:: The data

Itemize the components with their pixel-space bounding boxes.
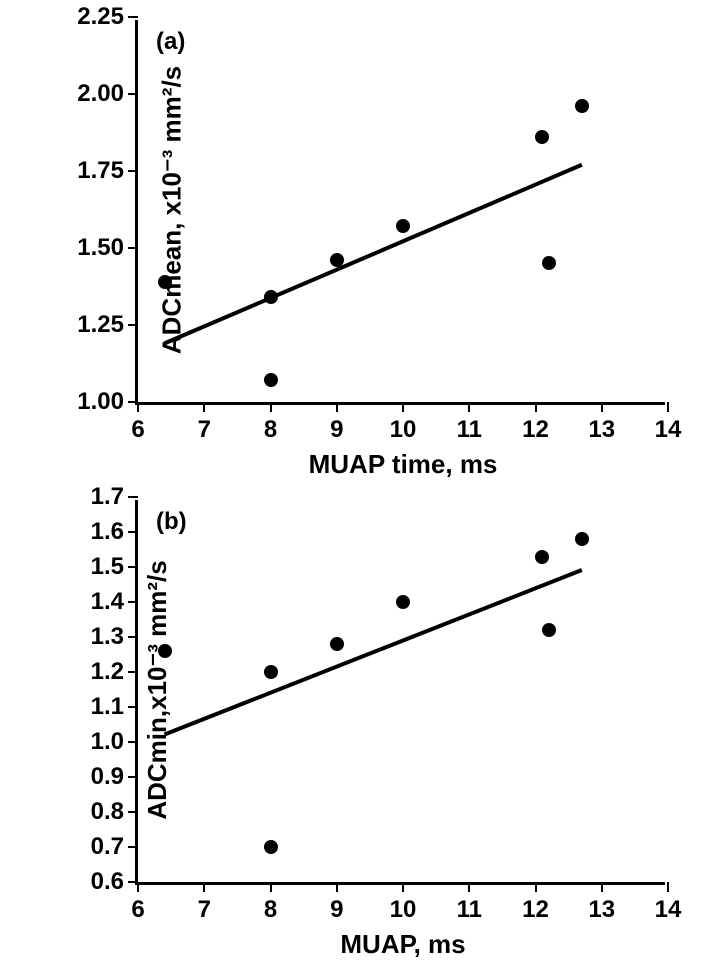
y-tick [128, 496, 138, 498]
data-point [535, 550, 549, 564]
y-tick [128, 881, 138, 883]
chart-b: 6 7 8 9 10 11 12 13 14 0.6 0.7 0.8 0.9 1.0 1.1 1.2 1.3 1.… [0, 0, 709, 974]
x-tick-label: 12 [522, 896, 549, 924]
y-tick [128, 776, 138, 778]
y-tick [128, 636, 138, 638]
data-point [330, 637, 344, 651]
y-tick [128, 671, 138, 673]
x-tick-label: 14 [655, 896, 682, 924]
panel-b-y-axis-label: ADCmin,x10⁻³ mm²/s [142, 560, 173, 819]
x-tick-label: 10 [390, 896, 417, 924]
data-point [542, 623, 556, 637]
y-tick-label: 1.1 [91, 693, 124, 721]
y-tick-label: 1.4 [91, 588, 124, 616]
y-tick-label: 0.7 [91, 833, 124, 861]
y-tick [128, 566, 138, 568]
y-tick-label: 1.6 [91, 518, 124, 546]
data-point [575, 532, 589, 546]
panel-b-x-axis-label: MUAP, ms [340, 929, 465, 960]
data-point [396, 595, 410, 609]
y-tick-label: 1.2 [91, 658, 124, 686]
y-tick-label: 0.9 [91, 763, 124, 791]
y-tick-label: 1.7 [91, 483, 124, 511]
y-tick [128, 706, 138, 708]
panel-b-panel-label: (b) [156, 508, 187, 536]
y-tick-label: 1.0 [91, 728, 124, 756]
x-tick-label: 13 [588, 896, 615, 924]
y-tick-label: 0.8 [91, 798, 124, 826]
y-tick-label: 1.5 [91, 553, 124, 581]
panel-b-trend-line [138, 500, 668, 885]
y-tick [128, 601, 138, 603]
y-tick [128, 531, 138, 533]
y-tick-label: 0.6 [91, 868, 124, 896]
data-point [264, 840, 278, 854]
panel-b-plot-area: 678910111213140.60.70.80.91.01.11.21.31.… [135, 500, 665, 885]
y-tick [128, 741, 138, 743]
x-tick-label: 11 [457, 896, 482, 924]
data-point [264, 665, 278, 679]
x-tick-label: 8 [264, 896, 277, 924]
x-tick-label: 7 [198, 896, 211, 924]
x-tick-label: 9 [330, 896, 343, 924]
y-tick-label: 1.3 [91, 623, 124, 651]
y-tick [128, 846, 138, 848]
x-tick-label: 6 [131, 896, 144, 924]
y-tick [128, 811, 138, 813]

::::

◆ **Given problem**
Could you write out the data above again, substituting "marker" for every "data-point", changing nothing else and omitting the picture?

◆ **Output for this exercise**
Itemize the components with their pixel-space bounding boxes.
y-tick [128, 496, 138, 498]
marker [535, 550, 549, 564]
y-tick [128, 881, 138, 883]
chart-b: 6 7 8 9 10 11 12 13 14 0.6 0.7 0.8 0.9 1.0 1.1 1.2 1.3 1.… [0, 0, 709, 974]
x-tick-label: 12 [522, 896, 549, 924]
y-tick [128, 776, 138, 778]
y-tick [128, 636, 138, 638]
marker [330, 637, 344, 651]
y-tick [128, 671, 138, 673]
x-tick-label: 14 [655, 896, 682, 924]
panel-b-y-axis-label: ADCmin,x10⁻³ mm²/s [142, 560, 173, 819]
x-tick-label: 10 [390, 896, 417, 924]
marker [542, 623, 556, 637]
y-tick-label: 1.1 [91, 693, 124, 721]
y-tick-label: 1.4 [91, 588, 124, 616]
y-tick-label: 0.7 [91, 833, 124, 861]
y-tick [128, 566, 138, 568]
y-tick-label: 1.6 [91, 518, 124, 546]
marker [575, 532, 589, 546]
panel-b-x-axis-label: MUAP, ms [340, 929, 465, 960]
marker [396, 595, 410, 609]
y-tick-label: 1.2 [91, 658, 124, 686]
y-tick-label: 0.9 [91, 763, 124, 791]
y-tick-label: 1.7 [91, 483, 124, 511]
y-tick [128, 706, 138, 708]
panel-b-panel-label: (b) [156, 508, 187, 536]
y-tick-label: 1.0 [91, 728, 124, 756]
x-tick-label: 13 [588, 896, 615, 924]
y-tick-label: 0.8 [91, 798, 124, 826]
y-tick-label: 1.5 [91, 553, 124, 581]
panel-b-trend-line [138, 500, 668, 885]
y-tick [128, 601, 138, 603]
y-tick [128, 531, 138, 533]
y-tick-label: 0.6 [91, 868, 124, 896]
marker [264, 840, 278, 854]
panel-b-plot-area: 678910111213140.60.70.80.91.01.11.21.31.… [135, 500, 665, 885]
y-tick [128, 741, 138, 743]
x-tick-label: 11 [457, 896, 482, 924]
marker [264, 665, 278, 679]
x-tick-label: 8 [264, 896, 277, 924]
x-tick-label: 7 [198, 896, 211, 924]
x-tick-label: 9 [330, 896, 343, 924]
y-tick-label: 1.3 [91, 623, 124, 651]
y-tick [128, 846, 138, 848]
x-tick-label: 6 [131, 896, 144, 924]
y-tick [128, 811, 138, 813]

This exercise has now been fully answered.